| Task directions |
Quote the entries in full, character for character, without their images.

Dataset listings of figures
"""

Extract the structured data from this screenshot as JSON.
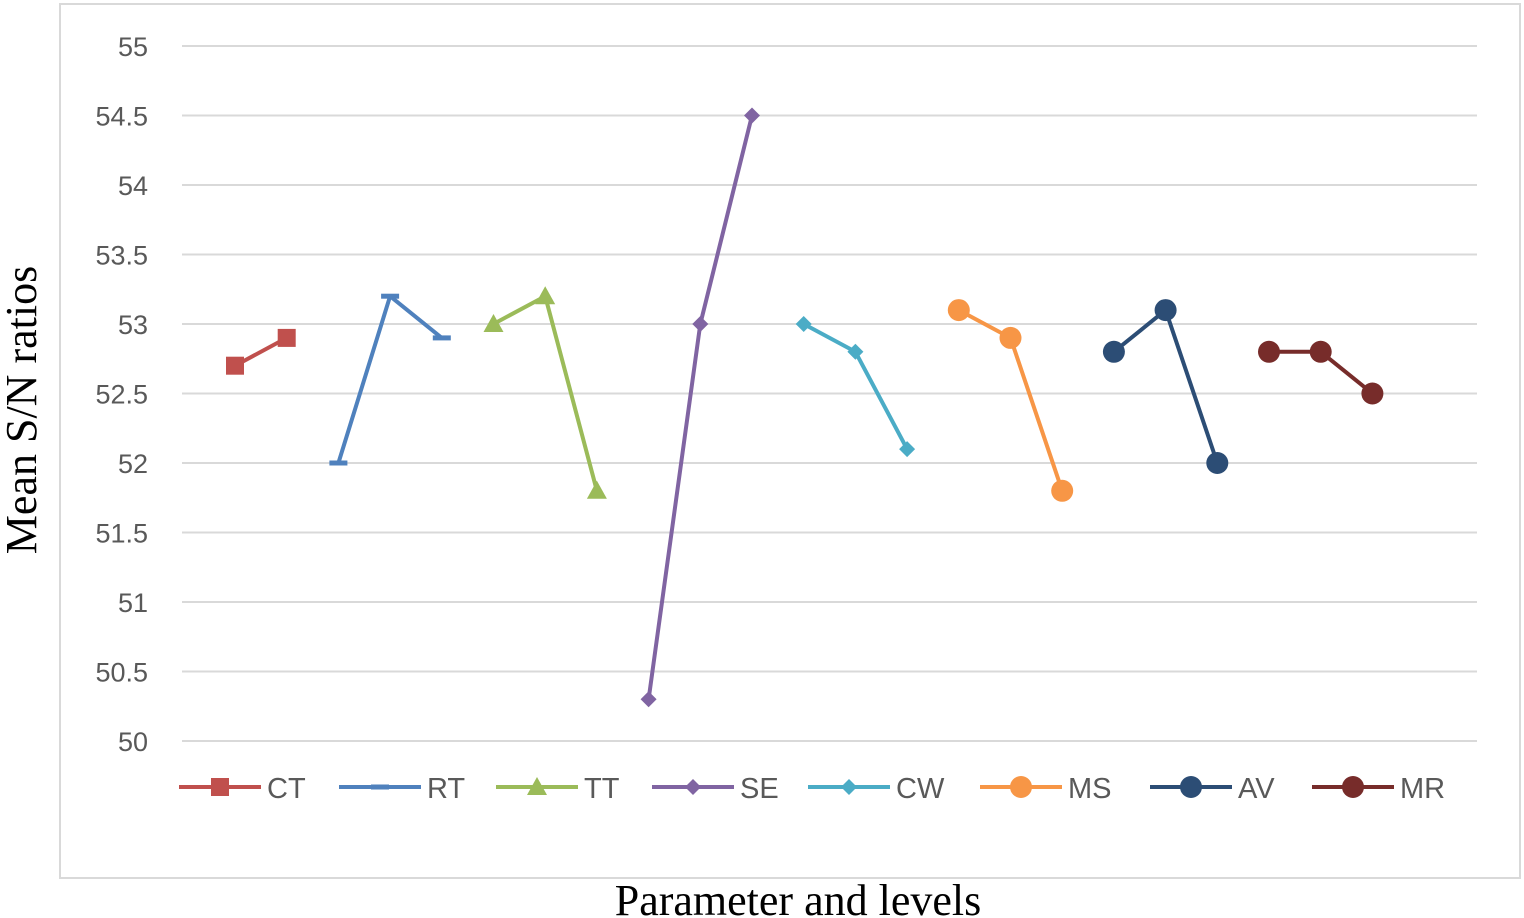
{
  "chart_data": {
    "type": "line",
    "title": "",
    "xlabel": "Parameter and levels",
    "ylabel": "Mean S/N ratios",
    "ylim": [
      50,
      55
    ],
    "yticks": [
      50,
      50.5,
      51,
      51.5,
      52,
      52.5,
      53,
      53.5,
      54,
      54.5,
      55
    ],
    "ytick_labels": [
      "50",
      "50.5",
      "51",
      "51.5",
      "52",
      "52.5",
      "53",
      "53.5",
      "54",
      "54.5",
      "55"
    ],
    "grid": true,
    "legend_position": "bottom",
    "series": [
      {
        "name": "CT",
        "color": "#C0504D",
        "marker": "square",
        "x": [
          1,
          2
        ],
        "values": [
          52.7,
          52.9
        ]
      },
      {
        "name": "RT",
        "color": "#4F81BD",
        "marker": "dash",
        "x": [
          3,
          4,
          5
        ],
        "values": [
          52.0,
          53.2,
          52.9
        ]
      },
      {
        "name": "TT",
        "color": "#9BBB59",
        "marker": "triangle",
        "x": [
          6,
          7,
          8
        ],
        "values": [
          53.0,
          53.2,
          51.8
        ]
      },
      {
        "name": "SE",
        "color": "#8064A2",
        "marker": "diamond",
        "x": [
          9,
          10,
          11
        ],
        "values": [
          50.3,
          53.0,
          54.5
        ]
      },
      {
        "name": "CW",
        "color": "#4BACC6",
        "marker": "diamond",
        "x": [
          12,
          13,
          14
        ],
        "values": [
          53.0,
          52.8,
          52.1
        ]
      },
      {
        "name": "MS",
        "color": "#F79646",
        "marker": "circle",
        "x": [
          15,
          16,
          17
        ],
        "values": [
          53.1,
          52.9,
          51.8
        ]
      },
      {
        "name": "AV",
        "color": "#2C4D75",
        "marker": "circle",
        "x": [
          18,
          19,
          20
        ],
        "values": [
          52.8,
          53.1,
          52.0
        ]
      },
      {
        "name": "MR",
        "color": "#772C2A",
        "marker": "circle",
        "x": [
          21,
          22,
          23
        ],
        "values": [
          52.8,
          52.8,
          52.5
        ]
      }
    ]
  }
}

"""

| Task response |
Extract the structured data from this screenshot as JSON.
{
  "chart_data": {
    "type": "line",
    "title": "",
    "xlabel": "Parameter and levels",
    "ylabel": "Mean S/N ratios",
    "ylim": [
      50,
      55
    ],
    "yticks": [
      50,
      50.5,
      51,
      51.5,
      52,
      52.5,
      53,
      53.5,
      54,
      54.5,
      55
    ],
    "ytick_labels": [
      "50",
      "50.5",
      "51",
      "51.5",
      "52",
      "52.5",
      "53",
      "53.5",
      "54",
      "54.5",
      "55"
    ],
    "grid": true,
    "legend_position": "bottom",
    "series": [
      {
        "name": "CT",
        "color": "#C0504D",
        "marker": "square",
        "x": [
          1,
          2
        ],
        "values": [
          52.7,
          52.9
        ]
      },
      {
        "name": "RT",
        "color": "#4F81BD",
        "marker": "dash",
        "x": [
          3,
          4,
          5
        ],
        "values": [
          52.0,
          53.2,
          52.9
        ]
      },
      {
        "name": "TT",
        "color": "#9BBB59",
        "marker": "triangle",
        "x": [
          6,
          7,
          8
        ],
        "values": [
          53.0,
          53.2,
          51.8
        ]
      },
      {
        "name": "SE",
        "color": "#8064A2",
        "marker": "diamond",
        "x": [
          9,
          10,
          11
        ],
        "values": [
          50.3,
          53.0,
          54.5
        ]
      },
      {
        "name": "CW",
        "color": "#4BACC6",
        "marker": "diamond",
        "x": [
          12,
          13,
          14
        ],
        "values": [
          53.0,
          52.8,
          52.1
        ]
      },
      {
        "name": "MS",
        "color": "#F79646",
        "marker": "circle",
        "x": [
          15,
          16,
          17
        ],
        "values": [
          53.1,
          52.9,
          51.8
        ]
      },
      {
        "name": "AV",
        "color": "#2C4D75",
        "marker": "circle",
        "x": [
          18,
          19,
          20
        ],
        "values": [
          52.8,
          53.1,
          52.0
        ]
      },
      {
        "name": "MR",
        "color": "#772C2A",
        "marker": "circle",
        "x": [
          21,
          22,
          23
        ],
        "values": [
          52.8,
          52.8,
          52.5
        ]
      }
    ]
  }
}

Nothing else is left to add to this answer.